_WRITTEN EXERCISE_.
Wherever the word "年远景目标纲要" appears in a line, copy that line.
* BEGIN RECORD SET *
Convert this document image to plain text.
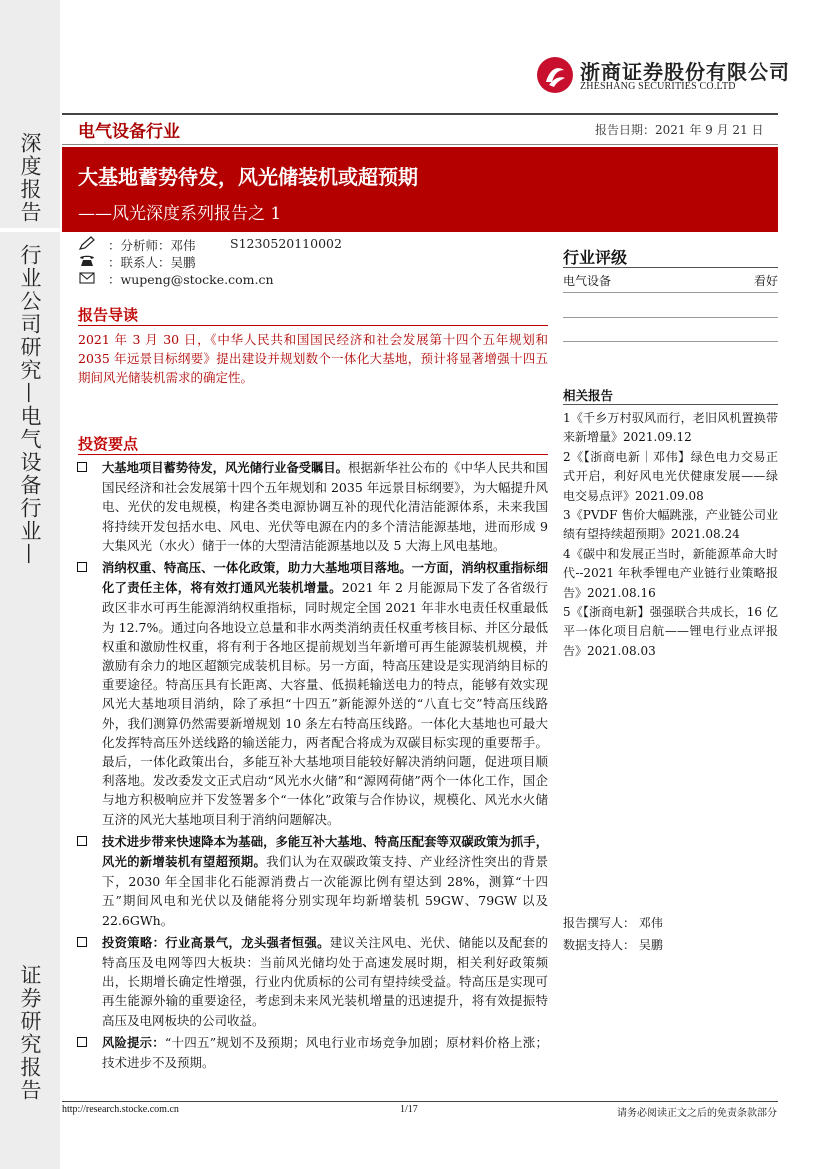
深度报告
行业公司研究—电气设备行业—
证券研究报告
浙商证券股份有限公司
ZHESHANG SECURITIES CO.LTD
电气设备行业	报告日期：2021 年 9 月 21 日
大基地蓄势待发，风光储装机或超预期
——风光深度系列报告之 1
：分析师：邓伟	S1230520110002
：联系人：吴鹏
：wupeng@stocke.com.cn
行业评级
电气设备	看好
报告导读
2021 年 3 月 30 日，《中华人民共和国国民经济和社会发展第十四个五年规划和 2035 年远景目标纲要》提出建设并规划数个一体化大基地，预计将显著增强十四五期间风光储装机需求的确定性。
投资要点
大基地项目蓄势待发，风光储行业备受瞩目。根据新华社公布的《中华人民共和国国民经济和社会发展第十四个五年规划和 2035 年远景目标纲要》，为大幅提升风电、光伏的发电规模，构建各类电源协调互补的现代化清洁能源体系，未来我国将持续开发包括水电、风电、光伏等电源在内的多个清洁能源基地，进而形成 9 大集风光（水火）储于一体的大型清洁能源基地以及 5 大海上风电基地。
消纳权重、特高压、一体化政策，助力大基地项目落地。一方面，消纳权重指标细化了责任主体，将有效打通风光装机增量。2021 年 2 月能源局下发了各省级行政区非水可再生能源消纳权重指标，同时规定全国 2021 年非水电责任权重最低为 12.7%。通过向各地设立总量和非水两类消纳责任权重考核目标、并区分最低权重和激励性权重，将有利于各地区提前规划当年新增可再生能源装机规模，并激励有余力的地区超额完成装机目标。另一方面，特高压建设是实现消纳目标的重要途径。特高压具有长距离、大容量、低损耗输送电力的特点，能够有效实现风光大基地项目消纳，除了承担“十四五”新能源外送的“八直七交”特高压线路外，我们测算仍然需要新增规划 10 条左右特高压线路。一体化大基地也可最大化发挥特高压外送线路的输送能力，两者配合将成为双碳目标实现的重要帮手。最后，一体化政策出台，多能互补大基地项目能较好解决消纳问题，促进项目顺利落地。发改委发文正式启动“风光水火储”和“源网荷储”两个一体化工作，国企与地方积极响应并下发签署多个“一体化”政策与合作协议，规模化、风光水火储互济的风光大基地项目利于消纳问题解决。
技术进步带来快速降本为基础，多能互补大基地、特高压配套等双碳政策为抓手，风光的新增装机有望超预期。我们认为在双碳政策支持、产业经济性突出的背景下，2030 年全国非化石能源消费占一次能源比例有望达到 28%，测算“十四五”期间风电和光伏以及储能将分别实现年均新增装机 59GW、79GW 以及 22.6GWh。
投资策略：行业高景气，龙头强者恒强。建议关注风电、光伏、储能以及配套的特高压及电网等四大板块：当前风光储均处于高速发展时期，相关利好政策频出，长期增长确定性增强，行业内优质标的公司有望持续受益。特高压是实现可再生能源外输的重要途径，考虑到未来风光装机增量的迅速提升，将有效提振特高压及电网板块的公司收益。
风险提示：“十四五”规划不及预期；风电行业市场竞争加剧；原材料价格上涨；技术进步不及预期。
相关报告
1《千乡万村驭风而行，老旧风机置换带来新增量》2021.09.12
2《【浙商电新｜邓伟】绿色电力交易正式开启，利好风电光伏健康发展——绿电交易点评》2021.09.08
3《PVDF 售价大幅跳涨，产业链公司业绩有望持续超预期》2021.08.24
4《碳中和发展正当时，新能源革命大时代--2021 年秋季锂电产业链行业策略报告》2021.08.16
5《【浙商电新】强强联合共成长，16 亿平一体化项目启航——锂电行业点评报告》2021.08.03
报告撰写人： 邓伟
数据支持人： 吴鹏
http://research.stocke.com.cn	1/17	请务必阅读正文之后的免责条款部分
* END RECORD SET *
_TASK RESPONSE_.
2021 年 3 月 30 日，《中华人民共和国国民经济和社会发展第十四个五年规划和 2035 年远景目标纲要》提出建设并规划数个一体化大基地，预计将显著增强十四五期间风光储装机需求的确定性。
大基地项目蓄势待发，风光储行业备受瞩目。根据新华社公布的《中华人民共和国国民经济和社会发展第十四个五年规划和 2035 年远景目标纲要》，为大幅提升风电、光伏的发电规模，构建各类电源协调互补的现代化清洁能源体系，未来我国将持续开发包括水电、风电、光伏等电源在内的多个清洁能源基地，进而形成 9 大集风光（水火）储于一体的大型清洁能源基地以及 5 大海上风电基地。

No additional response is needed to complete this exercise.